- _WHAT YOU NEED TO DO_:
Pick out every line of the material that contains the string "column".

- _SUPPLIED INFORMATION_:
------------------------------
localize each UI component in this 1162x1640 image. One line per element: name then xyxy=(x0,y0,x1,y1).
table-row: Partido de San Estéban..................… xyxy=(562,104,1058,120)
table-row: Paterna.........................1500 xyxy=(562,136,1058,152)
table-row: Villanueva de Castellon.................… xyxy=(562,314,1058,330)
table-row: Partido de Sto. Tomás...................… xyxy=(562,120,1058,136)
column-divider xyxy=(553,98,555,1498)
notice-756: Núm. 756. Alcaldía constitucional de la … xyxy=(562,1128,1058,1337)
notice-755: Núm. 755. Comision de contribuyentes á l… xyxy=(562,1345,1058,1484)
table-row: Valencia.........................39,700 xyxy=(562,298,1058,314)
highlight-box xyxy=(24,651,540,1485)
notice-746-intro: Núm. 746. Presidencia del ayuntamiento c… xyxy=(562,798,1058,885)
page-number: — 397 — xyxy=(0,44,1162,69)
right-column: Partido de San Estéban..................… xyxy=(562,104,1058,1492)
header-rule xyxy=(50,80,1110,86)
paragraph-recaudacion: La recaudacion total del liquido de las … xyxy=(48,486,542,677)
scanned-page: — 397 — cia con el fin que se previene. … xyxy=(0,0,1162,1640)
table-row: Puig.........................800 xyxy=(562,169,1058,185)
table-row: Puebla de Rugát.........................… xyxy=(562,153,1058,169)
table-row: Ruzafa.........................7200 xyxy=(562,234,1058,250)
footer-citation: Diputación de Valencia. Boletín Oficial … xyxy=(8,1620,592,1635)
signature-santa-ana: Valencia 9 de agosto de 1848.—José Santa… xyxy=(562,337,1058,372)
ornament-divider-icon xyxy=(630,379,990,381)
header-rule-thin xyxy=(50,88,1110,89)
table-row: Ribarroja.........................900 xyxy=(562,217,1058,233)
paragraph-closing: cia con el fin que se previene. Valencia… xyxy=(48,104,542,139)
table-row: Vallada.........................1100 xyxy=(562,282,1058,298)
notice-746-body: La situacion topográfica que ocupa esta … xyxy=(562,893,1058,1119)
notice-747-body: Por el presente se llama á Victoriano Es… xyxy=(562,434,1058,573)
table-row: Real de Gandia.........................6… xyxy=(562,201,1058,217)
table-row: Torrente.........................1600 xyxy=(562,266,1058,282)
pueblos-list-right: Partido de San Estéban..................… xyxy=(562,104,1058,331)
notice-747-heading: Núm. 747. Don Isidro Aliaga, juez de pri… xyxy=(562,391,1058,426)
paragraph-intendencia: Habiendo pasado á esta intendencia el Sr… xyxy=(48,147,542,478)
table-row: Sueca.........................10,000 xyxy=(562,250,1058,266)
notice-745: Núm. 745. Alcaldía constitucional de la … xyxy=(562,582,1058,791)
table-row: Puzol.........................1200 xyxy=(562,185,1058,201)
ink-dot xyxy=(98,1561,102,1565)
------------------------------
- _EXERCISE RESPONSE_:
column-divider xyxy=(553,98,555,1498)
right-column: Partido de San Estéban..................… xyxy=(562,104,1058,1492)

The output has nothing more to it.